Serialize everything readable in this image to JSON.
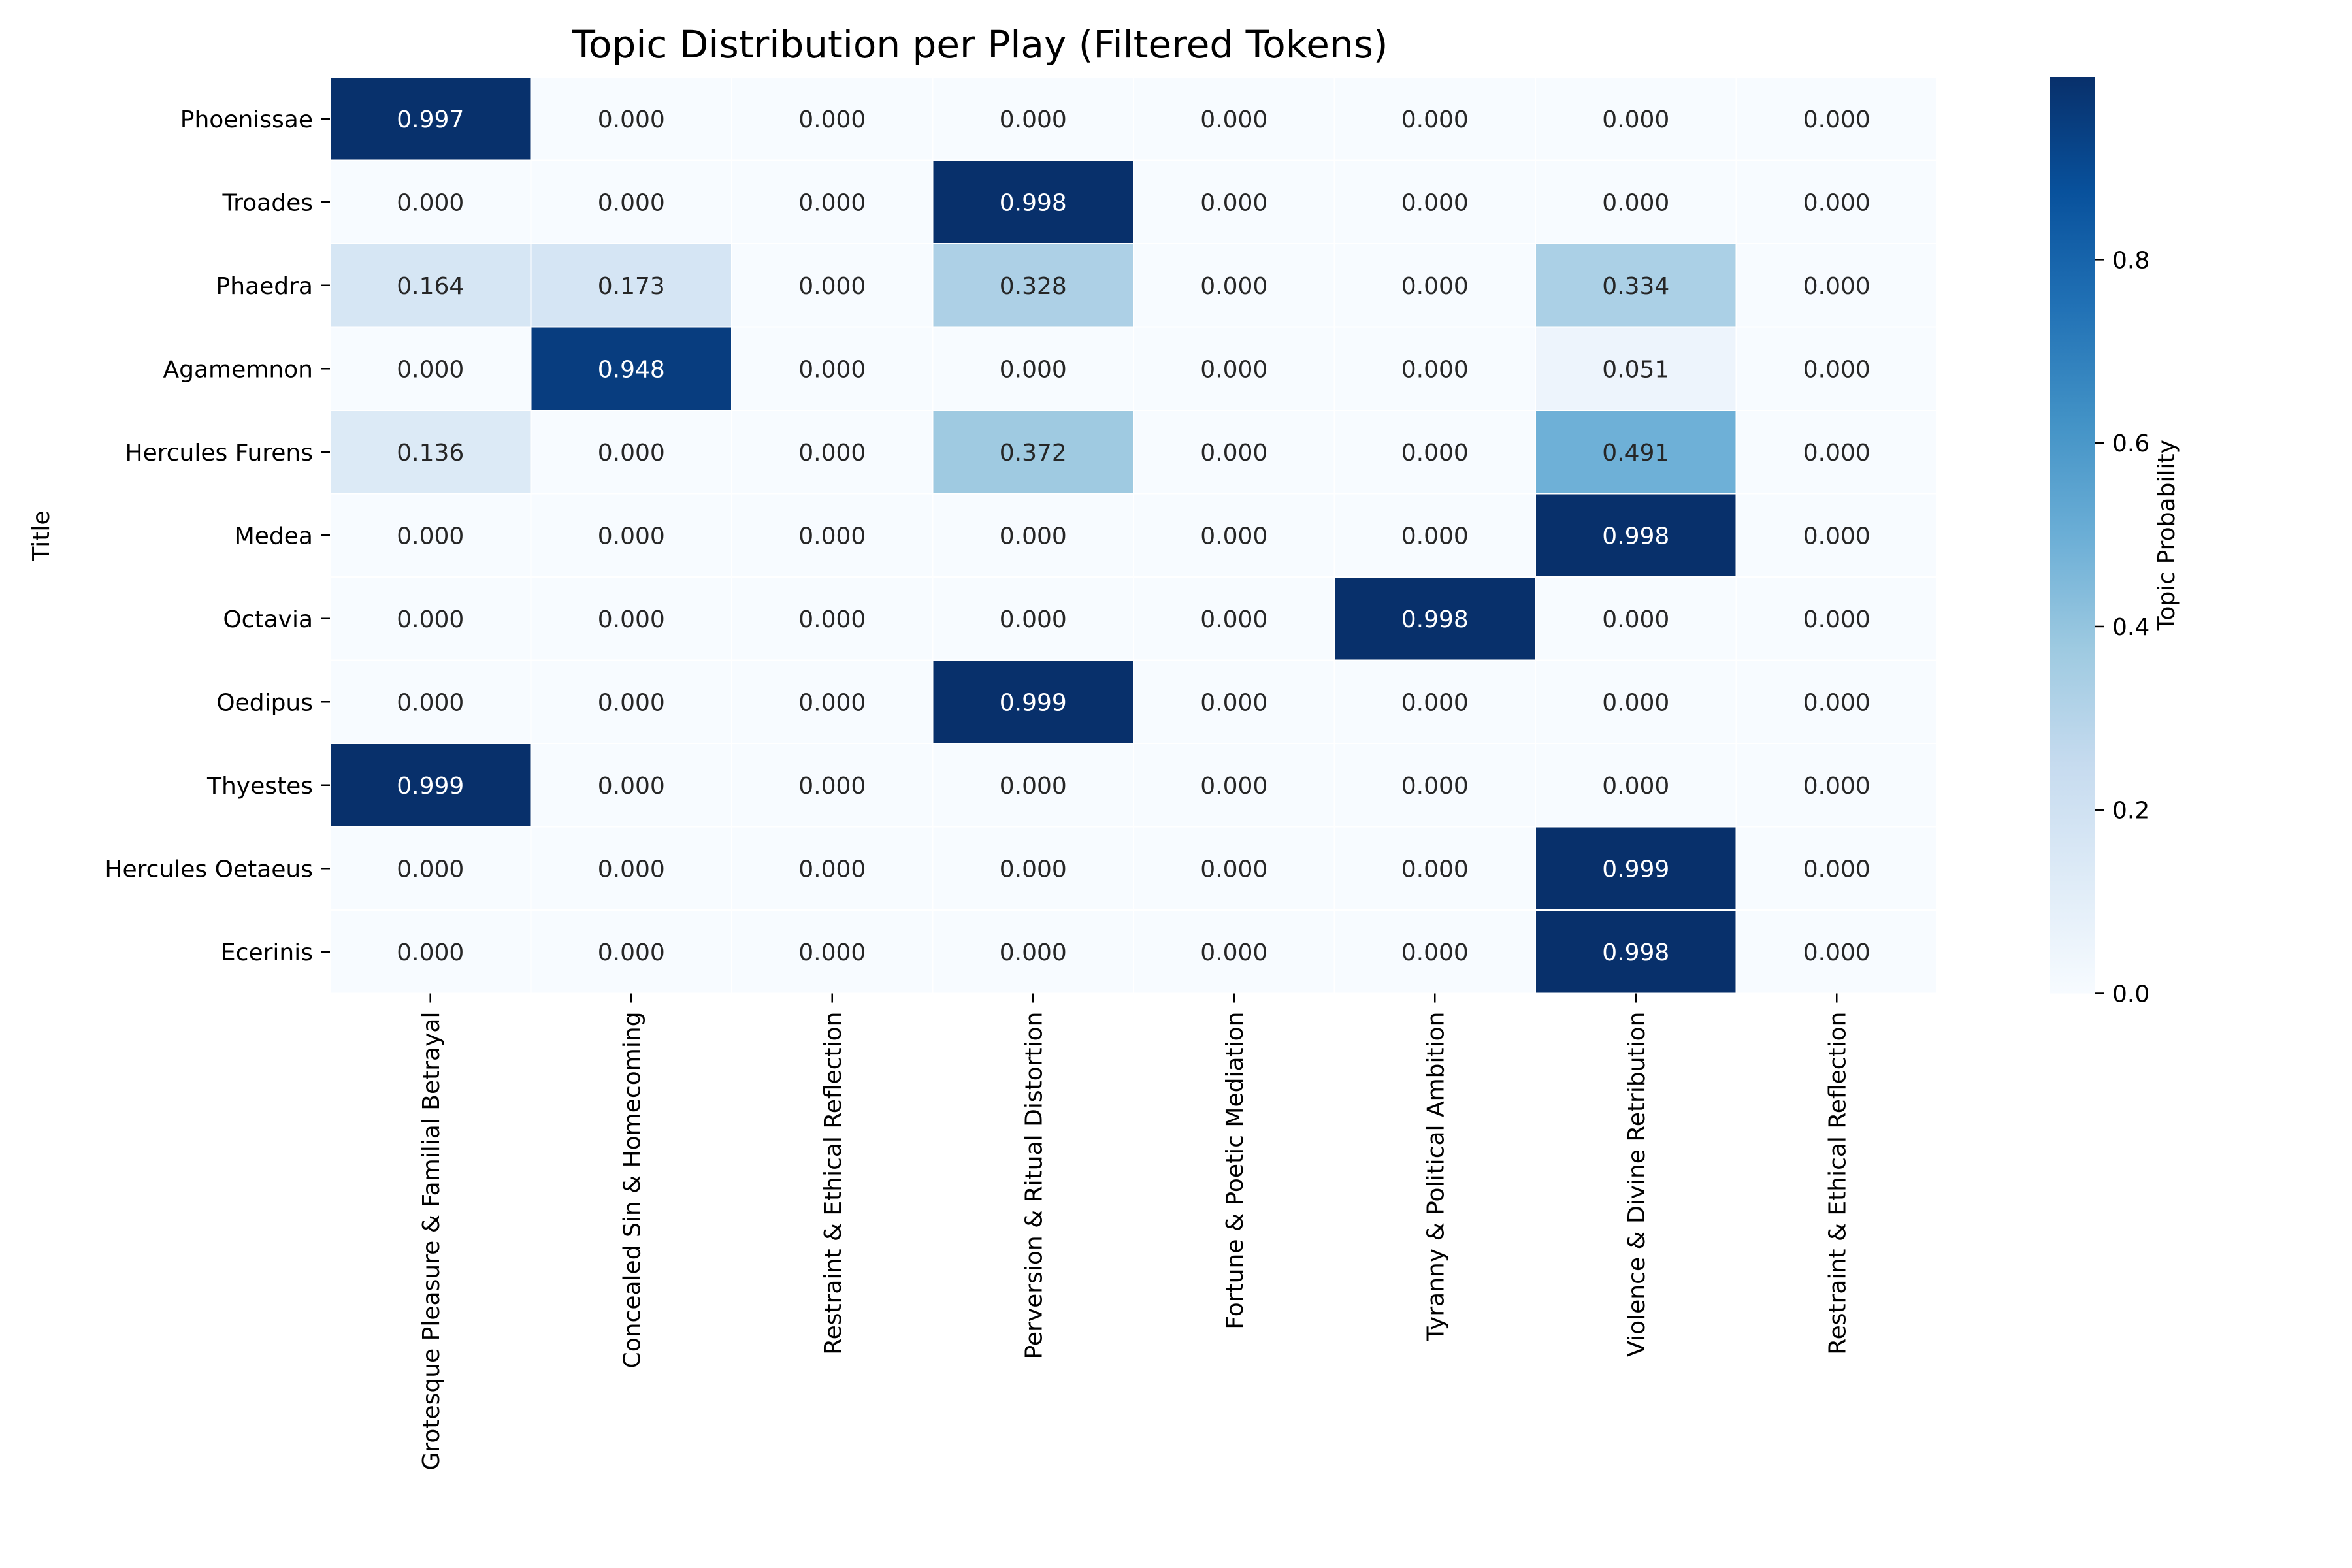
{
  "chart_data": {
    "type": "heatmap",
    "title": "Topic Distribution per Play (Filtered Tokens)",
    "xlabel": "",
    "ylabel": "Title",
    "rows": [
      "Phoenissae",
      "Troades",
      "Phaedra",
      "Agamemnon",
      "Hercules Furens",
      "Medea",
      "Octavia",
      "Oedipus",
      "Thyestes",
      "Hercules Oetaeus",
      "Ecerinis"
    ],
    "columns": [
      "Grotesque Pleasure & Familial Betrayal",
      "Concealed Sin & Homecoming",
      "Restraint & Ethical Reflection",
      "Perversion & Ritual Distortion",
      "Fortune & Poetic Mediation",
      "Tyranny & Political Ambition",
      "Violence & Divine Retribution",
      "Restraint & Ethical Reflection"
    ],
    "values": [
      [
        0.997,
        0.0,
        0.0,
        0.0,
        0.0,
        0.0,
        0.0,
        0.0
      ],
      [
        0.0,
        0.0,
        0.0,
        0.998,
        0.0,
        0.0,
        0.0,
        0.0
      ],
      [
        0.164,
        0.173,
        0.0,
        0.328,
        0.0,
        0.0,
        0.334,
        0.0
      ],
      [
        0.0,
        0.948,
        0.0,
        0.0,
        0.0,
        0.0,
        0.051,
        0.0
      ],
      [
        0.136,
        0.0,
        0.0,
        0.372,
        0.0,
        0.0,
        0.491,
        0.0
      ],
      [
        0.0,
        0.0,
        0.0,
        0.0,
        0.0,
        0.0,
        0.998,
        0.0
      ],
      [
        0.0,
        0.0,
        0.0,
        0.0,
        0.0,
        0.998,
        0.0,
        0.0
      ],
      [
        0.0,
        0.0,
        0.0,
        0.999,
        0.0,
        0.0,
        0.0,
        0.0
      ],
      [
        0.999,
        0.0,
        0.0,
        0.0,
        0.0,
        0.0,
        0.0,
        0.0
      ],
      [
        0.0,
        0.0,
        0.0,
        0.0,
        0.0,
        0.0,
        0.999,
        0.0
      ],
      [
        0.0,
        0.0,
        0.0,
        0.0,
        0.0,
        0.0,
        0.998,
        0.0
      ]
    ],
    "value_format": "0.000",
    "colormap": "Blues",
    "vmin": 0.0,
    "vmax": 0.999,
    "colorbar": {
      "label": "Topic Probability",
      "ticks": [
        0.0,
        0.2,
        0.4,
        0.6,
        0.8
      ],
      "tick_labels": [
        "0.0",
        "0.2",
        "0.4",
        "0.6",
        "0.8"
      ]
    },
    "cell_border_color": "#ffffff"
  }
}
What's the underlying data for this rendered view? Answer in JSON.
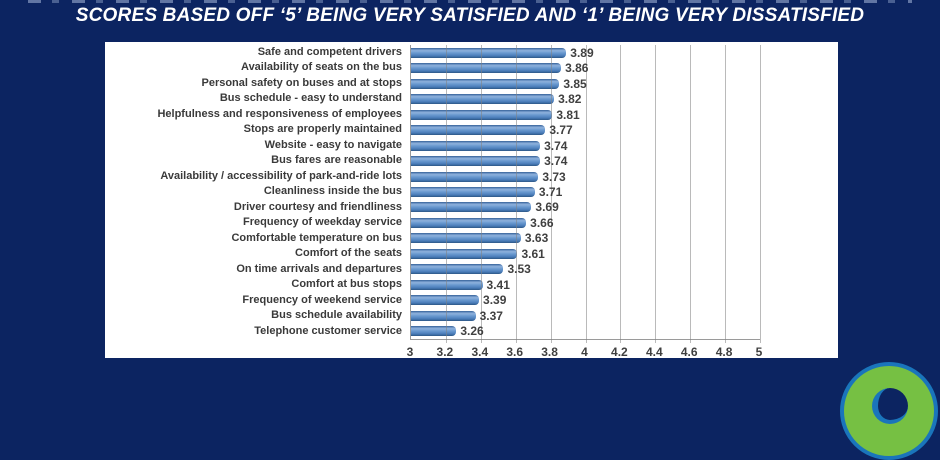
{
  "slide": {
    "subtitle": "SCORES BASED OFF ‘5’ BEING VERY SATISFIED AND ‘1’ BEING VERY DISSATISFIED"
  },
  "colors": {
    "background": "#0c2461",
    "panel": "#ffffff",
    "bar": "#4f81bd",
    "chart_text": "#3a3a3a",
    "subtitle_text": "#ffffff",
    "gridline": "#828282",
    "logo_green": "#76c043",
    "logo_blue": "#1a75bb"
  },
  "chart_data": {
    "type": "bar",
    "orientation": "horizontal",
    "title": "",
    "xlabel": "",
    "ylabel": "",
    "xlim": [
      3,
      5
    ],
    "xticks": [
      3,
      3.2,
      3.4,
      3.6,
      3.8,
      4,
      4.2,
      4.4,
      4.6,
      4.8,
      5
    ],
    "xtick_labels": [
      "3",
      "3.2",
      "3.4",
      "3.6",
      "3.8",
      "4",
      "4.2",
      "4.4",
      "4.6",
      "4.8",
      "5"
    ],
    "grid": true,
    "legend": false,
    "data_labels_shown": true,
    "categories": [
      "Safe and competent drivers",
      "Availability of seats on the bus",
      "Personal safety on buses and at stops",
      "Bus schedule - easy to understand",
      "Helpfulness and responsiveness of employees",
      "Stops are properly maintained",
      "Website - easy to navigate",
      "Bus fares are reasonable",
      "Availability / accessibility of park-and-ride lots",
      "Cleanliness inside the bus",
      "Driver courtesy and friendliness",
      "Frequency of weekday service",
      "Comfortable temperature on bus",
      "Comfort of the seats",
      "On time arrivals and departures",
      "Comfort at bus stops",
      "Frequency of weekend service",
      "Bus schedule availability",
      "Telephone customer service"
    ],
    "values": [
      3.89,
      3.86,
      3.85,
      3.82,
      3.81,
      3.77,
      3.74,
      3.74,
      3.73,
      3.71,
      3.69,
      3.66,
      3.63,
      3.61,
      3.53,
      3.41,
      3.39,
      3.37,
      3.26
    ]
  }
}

_ _ _ _ _

Output every entry exactly as given; pictures are not part of the copy.

Serialize everything readable in this image to JSON.
{
  "chart_data": {
    "type": "heatmap",
    "title": "Topic Distribution per Play (Filtered Tokens)",
    "xlabel": "",
    "ylabel": "Title",
    "rows": [
      "Phoenissae",
      "Troades",
      "Phaedra",
      "Agamemnon",
      "Hercules Furens",
      "Medea",
      "Octavia",
      "Oedipus",
      "Thyestes",
      "Hercules Oetaeus",
      "Ecerinis"
    ],
    "columns": [
      "Grotesque Pleasure & Familial Betrayal",
      "Concealed Sin & Homecoming",
      "Restraint & Ethical Reflection",
      "Perversion & Ritual Distortion",
      "Fortune & Poetic Mediation",
      "Tyranny & Political Ambition",
      "Violence & Divine Retribution",
      "Restraint & Ethical Reflection"
    ],
    "values": [
      [
        0.997,
        0.0,
        0.0,
        0.0,
        0.0,
        0.0,
        0.0,
        0.0
      ],
      [
        0.0,
        0.0,
        0.0,
        0.998,
        0.0,
        0.0,
        0.0,
        0.0
      ],
      [
        0.164,
        0.173,
        0.0,
        0.328,
        0.0,
        0.0,
        0.334,
        0.0
      ],
      [
        0.0,
        0.948,
        0.0,
        0.0,
        0.0,
        0.0,
        0.051,
        0.0
      ],
      [
        0.136,
        0.0,
        0.0,
        0.372,
        0.0,
        0.0,
        0.491,
        0.0
      ],
      [
        0.0,
        0.0,
        0.0,
        0.0,
        0.0,
        0.0,
        0.998,
        0.0
      ],
      [
        0.0,
        0.0,
        0.0,
        0.0,
        0.0,
        0.998,
        0.0,
        0.0
      ],
      [
        0.0,
        0.0,
        0.0,
        0.999,
        0.0,
        0.0,
        0.0,
        0.0
      ],
      [
        0.999,
        0.0,
        0.0,
        0.0,
        0.0,
        0.0,
        0.0,
        0.0
      ],
      [
        0.0,
        0.0,
        0.0,
        0.0,
        0.0,
        0.0,
        0.999,
        0.0
      ],
      [
        0.0,
        0.0,
        0.0,
        0.0,
        0.0,
        0.0,
        0.998,
        0.0
      ]
    ],
    "value_format": "0.000",
    "colormap": "Blues",
    "vmin": 0.0,
    "vmax": 0.999,
    "colorbar": {
      "label": "Topic Probability",
      "ticks": [
        0.0,
        0.2,
        0.4,
        0.6,
        0.8
      ],
      "tick_labels": [
        "0.0",
        "0.2",
        "0.4",
        "0.6",
        "0.8"
      ]
    },
    "cell_border_color": "#ffffff"
  }
}
What's the underlying data for this rendered view? Answer in JSON.
{
  "slide": {
    "subtitle": "SCORES BASED OFF ‘5’ BEING VERY SATISFIED AND ‘1’ BEING VERY DISSATISFIED"
  },
  "colors": {
    "background": "#0c2461",
    "panel": "#ffffff",
    "bar": "#4f81bd",
    "chart_text": "#3a3a3a",
    "subtitle_text": "#ffffff",
    "gridline": "#828282",
    "logo_green": "#76c043",
    "logo_blue": "#1a75bb"
  },
  "chart_data": {
    "type": "bar",
    "orientation": "horizontal",
    "title": "",
    "xlabel": "",
    "ylabel": "",
    "xlim": [
      3,
      5
    ],
    "xticks": [
      3,
      3.2,
      3.4,
      3.6,
      3.8,
      4,
      4.2,
      4.4,
      4.6,
      4.8,
      5
    ],
    "xtick_labels": [
      "3",
      "3.2",
      "3.4",
      "3.6",
      "3.8",
      "4",
      "4.2",
      "4.4",
      "4.6",
      "4.8",
      "5"
    ],
    "grid": true,
    "legend": false,
    "data_labels_shown": true,
    "categories": [
      "Safe and competent drivers",
      "Availability of seats on the bus",
      "Personal safety on buses and at stops",
      "Bus schedule - easy to understand",
      "Helpfulness and responsiveness of employees",
      "Stops are properly maintained",
      "Website - easy to navigate",
      "Bus fares are reasonable",
      "Availability / accessibility of park-and-ride lots",
      "Cleanliness inside the bus",
      "Driver courtesy and friendliness",
      "Frequency of weekday service",
      "Comfortable temperature on bus",
      "Comfort of the seats",
      "On time arrivals and departures",
      "Comfort at bus stops",
      "Frequency of weekend service",
      "Bus schedule availability",
      "Telephone customer service"
    ],
    "values": [
      3.89,
      3.86,
      3.85,
      3.82,
      3.81,
      3.77,
      3.74,
      3.74,
      3.73,
      3.71,
      3.69,
      3.66,
      3.63,
      3.61,
      3.53,
      3.41,
      3.39,
      3.37,
      3.26
    ]
  }
}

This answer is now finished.